* Begin *

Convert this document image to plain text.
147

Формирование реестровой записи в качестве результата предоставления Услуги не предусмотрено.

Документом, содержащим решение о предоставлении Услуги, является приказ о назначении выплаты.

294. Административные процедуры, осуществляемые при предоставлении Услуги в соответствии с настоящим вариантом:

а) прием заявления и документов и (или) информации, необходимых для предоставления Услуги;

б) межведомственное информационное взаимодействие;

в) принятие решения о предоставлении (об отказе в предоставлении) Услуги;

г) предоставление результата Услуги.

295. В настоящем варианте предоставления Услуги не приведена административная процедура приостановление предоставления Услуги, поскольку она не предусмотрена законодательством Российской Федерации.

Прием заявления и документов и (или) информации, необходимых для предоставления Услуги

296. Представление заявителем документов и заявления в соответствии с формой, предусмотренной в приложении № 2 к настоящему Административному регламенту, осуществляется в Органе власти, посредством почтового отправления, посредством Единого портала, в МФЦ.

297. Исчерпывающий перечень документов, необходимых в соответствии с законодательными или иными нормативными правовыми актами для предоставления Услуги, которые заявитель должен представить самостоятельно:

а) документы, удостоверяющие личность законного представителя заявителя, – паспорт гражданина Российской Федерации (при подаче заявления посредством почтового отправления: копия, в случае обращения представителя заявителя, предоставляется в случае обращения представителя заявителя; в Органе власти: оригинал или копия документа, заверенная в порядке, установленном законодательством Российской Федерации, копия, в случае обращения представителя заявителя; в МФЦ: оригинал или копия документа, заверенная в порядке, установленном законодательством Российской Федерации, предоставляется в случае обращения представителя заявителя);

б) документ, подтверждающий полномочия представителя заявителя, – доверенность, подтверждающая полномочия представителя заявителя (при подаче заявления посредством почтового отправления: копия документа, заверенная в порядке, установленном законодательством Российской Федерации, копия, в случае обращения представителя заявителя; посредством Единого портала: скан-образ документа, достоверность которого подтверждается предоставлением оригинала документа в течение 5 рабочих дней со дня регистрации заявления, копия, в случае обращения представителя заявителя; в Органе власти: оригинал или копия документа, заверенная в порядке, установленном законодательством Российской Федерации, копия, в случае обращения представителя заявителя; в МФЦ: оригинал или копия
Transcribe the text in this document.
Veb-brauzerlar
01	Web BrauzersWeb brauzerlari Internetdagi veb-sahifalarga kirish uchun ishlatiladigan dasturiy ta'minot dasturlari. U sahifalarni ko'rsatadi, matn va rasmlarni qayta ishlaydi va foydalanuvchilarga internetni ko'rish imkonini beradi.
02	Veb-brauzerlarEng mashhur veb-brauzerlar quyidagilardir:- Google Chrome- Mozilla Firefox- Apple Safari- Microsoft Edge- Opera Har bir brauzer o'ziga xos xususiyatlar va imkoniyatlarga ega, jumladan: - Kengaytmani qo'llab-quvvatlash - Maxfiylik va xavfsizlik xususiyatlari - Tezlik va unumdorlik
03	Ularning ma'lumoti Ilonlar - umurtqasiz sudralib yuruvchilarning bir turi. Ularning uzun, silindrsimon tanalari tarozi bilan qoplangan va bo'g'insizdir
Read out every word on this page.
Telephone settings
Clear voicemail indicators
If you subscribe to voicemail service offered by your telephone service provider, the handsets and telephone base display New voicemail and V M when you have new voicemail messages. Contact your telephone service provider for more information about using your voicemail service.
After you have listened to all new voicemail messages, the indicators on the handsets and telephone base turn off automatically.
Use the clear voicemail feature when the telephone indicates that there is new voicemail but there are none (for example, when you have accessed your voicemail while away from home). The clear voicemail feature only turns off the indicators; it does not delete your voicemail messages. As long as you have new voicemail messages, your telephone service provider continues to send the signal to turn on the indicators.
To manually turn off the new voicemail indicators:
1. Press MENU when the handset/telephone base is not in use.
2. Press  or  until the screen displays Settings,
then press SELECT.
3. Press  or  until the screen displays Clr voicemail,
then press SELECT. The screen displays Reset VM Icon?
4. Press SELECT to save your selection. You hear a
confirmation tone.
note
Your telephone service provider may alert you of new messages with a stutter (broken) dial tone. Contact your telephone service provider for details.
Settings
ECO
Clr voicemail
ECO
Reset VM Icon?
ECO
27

* End *

**DESCRIPTION OF THE TASK:**
Emit the records above again, exactly, with no line skipped.

**FULL RESPONSE:**
Convert this document image to plain text.
147

Формирование реестровой записи в качестве результата предоставления Услуги не предусмотрено.

Документом, содержащим решение о предоставлении Услуги, является приказ о назначении выплаты.

294. Административные процедуры, осуществляемые при предоставлении Услуги в соответствии с настоящим вариантом:

а) прием заявления и документов и (или) информации, необходимых для предоставления Услуги;

б) межведомственное информационное взаимодействие;

в) принятие решения о предоставлении (об отказе в предоставлении) Услуги;

г) предоставление результата Услуги.

295. В настоящем варианте предоставления Услуги не приведена административная процедура приостановление предоставления Услуги, поскольку она не предусмотрена законодательством Российской Федерации.

Прием заявления и документов и (или) информации, необходимых для предоставления Услуги

296. Представление заявителем документов и заявления в соответствии с формой, предусмотренной в приложении № 2 к настоящему Административному регламенту, осуществляется в Органе власти, посредством почтового отправления, посредством Единого портала, в МФЦ.

297. Исчерпывающий перечень документов, необходимых в соответствии с законодательными или иными нормативными правовыми актами для предоставления Услуги, которые заявитель должен представить самостоятельно:

а) документы, удостоверяющие личность законного представителя заявителя, – паспорт гражданина Российской Федерации (при подаче заявления посредством почтового отправления: копия, в случае обращения представителя заявителя, предоставляется в случае обращения представителя заявителя; в Органе власти: оригинал или копия документа, заверенная в порядке, установленном законодательством Российской Федерации, копия, в случае обращения представителя заявителя; в МФЦ: оригинал или копия документа, заверенная в порядке, установленном законодательством Российской Федерации, предоставляется в случае обращения представителя заявителя);

б) документ, подтверждающий полномочия представителя заявителя, – доверенность, подтверждающая полномочия представителя заявителя (при подаче заявления посредством почтового отправления: копия документа, заверенная в порядке, установленном законодательством Российской Федерации, копия, в случае обращения представителя заявителя; посредством Единого портала: скан-образ документа, достоверность которого подтверждается предоставлением оригинала документа в течение 5 рабочих дней со дня регистрации заявления, копия, в случае обращения представителя заявителя; в Органе власти: оригинал или копия документа, заверенная в порядке, установленном законодательством Российской Федерации, копия, в случае обращения представителя заявителя; в МФЦ: оригинал или копия
Transcribe the text in this document.
Veb-brauzerlar
01	Web BrauzersWeb brauzerlari Internetdagi veb-sahifalarga kirish uchun ishlatiladigan dasturiy ta'minot dasturlari. U sahifalarni ko'rsatadi, matn va rasmlarni qayta ishlaydi va foydalanuvchilarga internetni ko'rish imkonini beradi.
02	Veb-brauzerlarEng mashhur veb-brauzerlar quyidagilardir:- Google Chrome- Mozilla Firefox- Apple Safari- Microsoft Edge- Opera Har bir brauzer o'ziga xos xususiyatlar va imkoniyatlarga ega, jumladan: - Kengaytmani qo'llab-quvvatlash - Maxfiylik va xavfsizlik xususiyatlari - Tezlik va unumdorlik
03	Ularning ma'lumoti Ilonlar - umurtqasiz sudralib yuruvchilarning bir turi. Ularning uzun, silindrsimon tanalari tarozi bilan qoplangan va bo'g'insizdir
Read out every word on this page.
Telephone settings
Clear voicemail indicators
If you subscribe to voicemail service offered by your telephone service provider, the handsets and telephone base display New voicemail and V M when you have new voicemail messages. Contact your telephone service provider for more information about using your voicemail service.
After you have listened to all new voicemail messages, the indicators on the handsets and telephone base turn off automatically.
Use the clear voicemail feature when the telephone indicates that there is new voicemail but there are none (for example, when you have accessed your voicemail while away from home). The clear voicemail feature only turns off the indicators; it does not delete your voicemail messages. As long as you have new voicemail messages, your telephone service provider continues to send the signal to turn on the indicators.
To manually turn off the new voicemail indicators:
1. Press MENU when the handset/telephone base is not in use.
2. Press  or  until the screen displays Settings,
then press SELECT.
3. Press  or  until the screen displays Clr voicemail,
then press SELECT. The screen displays Reset VM Icon?
4. Press SELECT to save your selection. You hear a
confirmation tone.
note
Your telephone service provider may alert you of new messages with a stutter (broken) dial tone. Contact your telephone service provider for details.
Settings
ECO
Clr voicemail
ECO
Reset VM Icon?
ECO
27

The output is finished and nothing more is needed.